- _EXERCISE GOAL_:
Copy the following material line for line, with no changes.

- _Layout dataset entries_:
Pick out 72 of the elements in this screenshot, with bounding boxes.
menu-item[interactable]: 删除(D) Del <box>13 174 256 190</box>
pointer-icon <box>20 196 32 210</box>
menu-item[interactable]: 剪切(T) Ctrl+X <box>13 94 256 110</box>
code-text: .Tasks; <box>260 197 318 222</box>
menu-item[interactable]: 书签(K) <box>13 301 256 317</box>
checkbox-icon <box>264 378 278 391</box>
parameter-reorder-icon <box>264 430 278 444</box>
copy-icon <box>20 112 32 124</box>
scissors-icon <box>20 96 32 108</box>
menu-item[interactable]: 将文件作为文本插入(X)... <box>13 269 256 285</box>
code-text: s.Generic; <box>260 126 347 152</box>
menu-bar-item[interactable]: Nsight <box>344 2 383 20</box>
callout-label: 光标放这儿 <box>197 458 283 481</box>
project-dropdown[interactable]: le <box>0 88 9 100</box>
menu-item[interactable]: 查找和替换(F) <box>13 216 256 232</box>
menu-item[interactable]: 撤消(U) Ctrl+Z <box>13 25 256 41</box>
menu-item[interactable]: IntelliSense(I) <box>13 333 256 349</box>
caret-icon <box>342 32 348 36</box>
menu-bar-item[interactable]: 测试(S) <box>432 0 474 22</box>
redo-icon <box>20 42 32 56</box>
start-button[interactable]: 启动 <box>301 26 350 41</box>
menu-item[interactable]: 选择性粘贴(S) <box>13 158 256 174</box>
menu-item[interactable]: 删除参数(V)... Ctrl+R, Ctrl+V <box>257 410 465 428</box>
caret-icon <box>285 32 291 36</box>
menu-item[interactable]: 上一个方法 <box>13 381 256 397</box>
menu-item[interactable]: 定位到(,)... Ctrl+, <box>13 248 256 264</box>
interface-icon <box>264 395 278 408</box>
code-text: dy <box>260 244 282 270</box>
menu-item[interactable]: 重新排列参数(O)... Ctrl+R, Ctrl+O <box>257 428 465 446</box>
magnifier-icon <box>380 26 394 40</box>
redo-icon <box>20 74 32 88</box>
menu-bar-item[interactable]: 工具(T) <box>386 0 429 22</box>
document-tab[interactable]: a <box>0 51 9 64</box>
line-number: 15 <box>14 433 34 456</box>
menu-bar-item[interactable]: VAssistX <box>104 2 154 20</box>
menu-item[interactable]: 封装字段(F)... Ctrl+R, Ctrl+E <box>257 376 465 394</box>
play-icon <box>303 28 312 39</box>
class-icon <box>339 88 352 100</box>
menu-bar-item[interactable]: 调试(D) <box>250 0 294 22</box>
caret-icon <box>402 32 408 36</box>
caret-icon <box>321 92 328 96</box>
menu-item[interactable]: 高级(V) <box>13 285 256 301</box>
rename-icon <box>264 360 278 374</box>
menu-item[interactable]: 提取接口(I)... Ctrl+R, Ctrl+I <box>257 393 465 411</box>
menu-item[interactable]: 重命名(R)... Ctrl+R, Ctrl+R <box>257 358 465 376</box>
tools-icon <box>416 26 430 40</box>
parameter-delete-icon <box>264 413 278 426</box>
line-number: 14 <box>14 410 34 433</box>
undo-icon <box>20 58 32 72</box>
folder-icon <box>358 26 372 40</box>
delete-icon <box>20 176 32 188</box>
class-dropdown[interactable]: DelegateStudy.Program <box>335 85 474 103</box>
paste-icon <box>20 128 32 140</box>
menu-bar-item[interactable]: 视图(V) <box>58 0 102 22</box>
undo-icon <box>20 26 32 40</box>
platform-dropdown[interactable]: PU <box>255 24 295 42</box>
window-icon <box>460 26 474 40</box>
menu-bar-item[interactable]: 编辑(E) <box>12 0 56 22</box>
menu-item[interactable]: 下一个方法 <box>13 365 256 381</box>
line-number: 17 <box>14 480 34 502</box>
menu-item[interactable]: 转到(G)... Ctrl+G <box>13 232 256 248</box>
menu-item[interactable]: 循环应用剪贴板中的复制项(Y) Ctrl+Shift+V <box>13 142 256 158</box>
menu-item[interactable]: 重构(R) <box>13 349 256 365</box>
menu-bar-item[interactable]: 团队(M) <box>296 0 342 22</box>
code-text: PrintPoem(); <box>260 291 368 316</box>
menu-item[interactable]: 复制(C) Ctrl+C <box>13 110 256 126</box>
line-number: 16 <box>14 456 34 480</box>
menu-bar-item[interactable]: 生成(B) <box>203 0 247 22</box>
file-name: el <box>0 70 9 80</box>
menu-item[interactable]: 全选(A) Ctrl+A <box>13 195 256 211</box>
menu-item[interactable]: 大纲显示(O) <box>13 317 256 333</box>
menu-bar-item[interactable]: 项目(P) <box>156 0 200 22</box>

- _REPLY_:
Pick out 72 of the elements in this screenshot, with bounding boxes.
menu-item[interactable]: 删除(D) Del <box>13 174 256 190</box>
pointer-icon <box>20 196 32 210</box>
menu-item[interactable]: 剪切(T) Ctrl+X <box>13 94 256 110</box>
code-text: .Tasks; <box>260 197 318 222</box>
menu-item[interactable]: 书签(K) <box>13 301 256 317</box>
checkbox-icon <box>264 378 278 391</box>
parameter-reorder-icon <box>264 430 278 444</box>
copy-icon <box>20 112 32 124</box>
scissors-icon <box>20 96 32 108</box>
menu-item[interactable]: 将文件作为文本插入(X)... <box>13 269 256 285</box>
code-text: s.Generic; <box>260 126 347 152</box>
menu-bar-item[interactable]: Nsight <box>344 2 383 20</box>
callout-label: 光标放这儿 <box>197 458 283 481</box>
project-dropdown[interactable]: le <box>0 88 9 100</box>
menu-item[interactable]: 查找和替换(F) <box>13 216 256 232</box>
menu-item[interactable]: 撤消(U) Ctrl+Z <box>13 25 256 41</box>
menu-item[interactable]: IntelliSense(I) <box>13 333 256 349</box>
caret-icon <box>342 32 348 36</box>
menu-bar-item[interactable]: 测试(S) <box>432 0 474 22</box>
redo-icon <box>20 42 32 56</box>
start-button[interactable]: 启动 <box>301 26 350 41</box>
menu-item[interactable]: 选择性粘贴(S) <box>13 158 256 174</box>
menu-item[interactable]: 删除参数(V)... Ctrl+R, Ctrl+V <box>257 410 465 428</box>
caret-icon <box>285 32 291 36</box>
menu-item[interactable]: 上一个方法 <box>13 381 256 397</box>
menu-item[interactable]: 定位到(,)... Ctrl+, <box>13 248 256 264</box>
interface-icon <box>264 395 278 408</box>
code-text: dy <box>260 244 282 270</box>
menu-item[interactable]: 重新排列参数(O)... Ctrl+R, Ctrl+O <box>257 428 465 446</box>
magnifier-icon <box>380 26 394 40</box>
redo-icon <box>20 74 32 88</box>
menu-bar-item[interactable]: 工具(T) <box>386 0 429 22</box>
document-tab[interactable]: a <box>0 51 9 64</box>
line-number: 15 <box>14 433 34 456</box>
menu-bar-item[interactable]: VAssistX <box>104 2 154 20</box>
menu-item[interactable]: 封装字段(F)... Ctrl+R, Ctrl+E <box>257 376 465 394</box>
play-icon <box>303 28 312 39</box>
class-icon <box>339 88 352 100</box>
menu-bar-item[interactable]: 调试(D) <box>250 0 294 22</box>
caret-icon <box>402 32 408 36</box>
caret-icon <box>321 92 328 96</box>
menu-item[interactable]: 高级(V) <box>13 285 256 301</box>
rename-icon <box>264 360 278 374</box>
menu-item[interactable]: 提取接口(I)... Ctrl+R, Ctrl+I <box>257 393 465 411</box>
menu-item[interactable]: 重命名(R)... Ctrl+R, Ctrl+R <box>257 358 465 376</box>
tools-icon <box>416 26 430 40</box>
parameter-delete-icon <box>264 413 278 426</box>
line-number: 14 <box>14 410 34 433</box>
undo-icon <box>20 58 32 72</box>
folder-icon <box>358 26 372 40</box>
delete-icon <box>20 176 32 188</box>
class-dropdown[interactable]: DelegateStudy.Program <box>335 85 474 103</box>
paste-icon <box>20 128 32 140</box>
menu-bar-item[interactable]: 视图(V) <box>58 0 102 22</box>
undo-icon <box>20 26 32 40</box>
platform-dropdown[interactable]: PU <box>255 24 295 42</box>
window-icon <box>460 26 474 40</box>
menu-bar-item[interactable]: 编辑(E) <box>12 0 56 22</box>
menu-item[interactable]: 下一个方法 <box>13 365 256 381</box>
line-number: 17 <box>14 480 34 502</box>
menu-item[interactable]: 转到(G)... Ctrl+G <box>13 232 256 248</box>
menu-item[interactable]: 循环应用剪贴板中的复制项(Y) Ctrl+Shift+V <box>13 142 256 158</box>
menu-item[interactable]: 重构(R) <box>13 349 256 365</box>
menu-bar-item[interactable]: 团队(M) <box>296 0 342 22</box>
code-text: PrintPoem(); <box>260 291 368 316</box>
menu-item[interactable]: 复制(C) Ctrl+C <box>13 110 256 126</box>
line-number: 16 <box>14 456 34 480</box>
menu-bar-item[interactable]: 生成(B) <box>203 0 247 22</box>
file-name: el <box>0 70 9 80</box>
menu-item[interactable]: 全选(A) Ctrl+A <box>13 195 256 211</box>
menu-item[interactable]: 大纲显示(O) <box>13 317 256 333</box>
menu-bar-item[interactable]: 项目(P) <box>156 0 200 22</box>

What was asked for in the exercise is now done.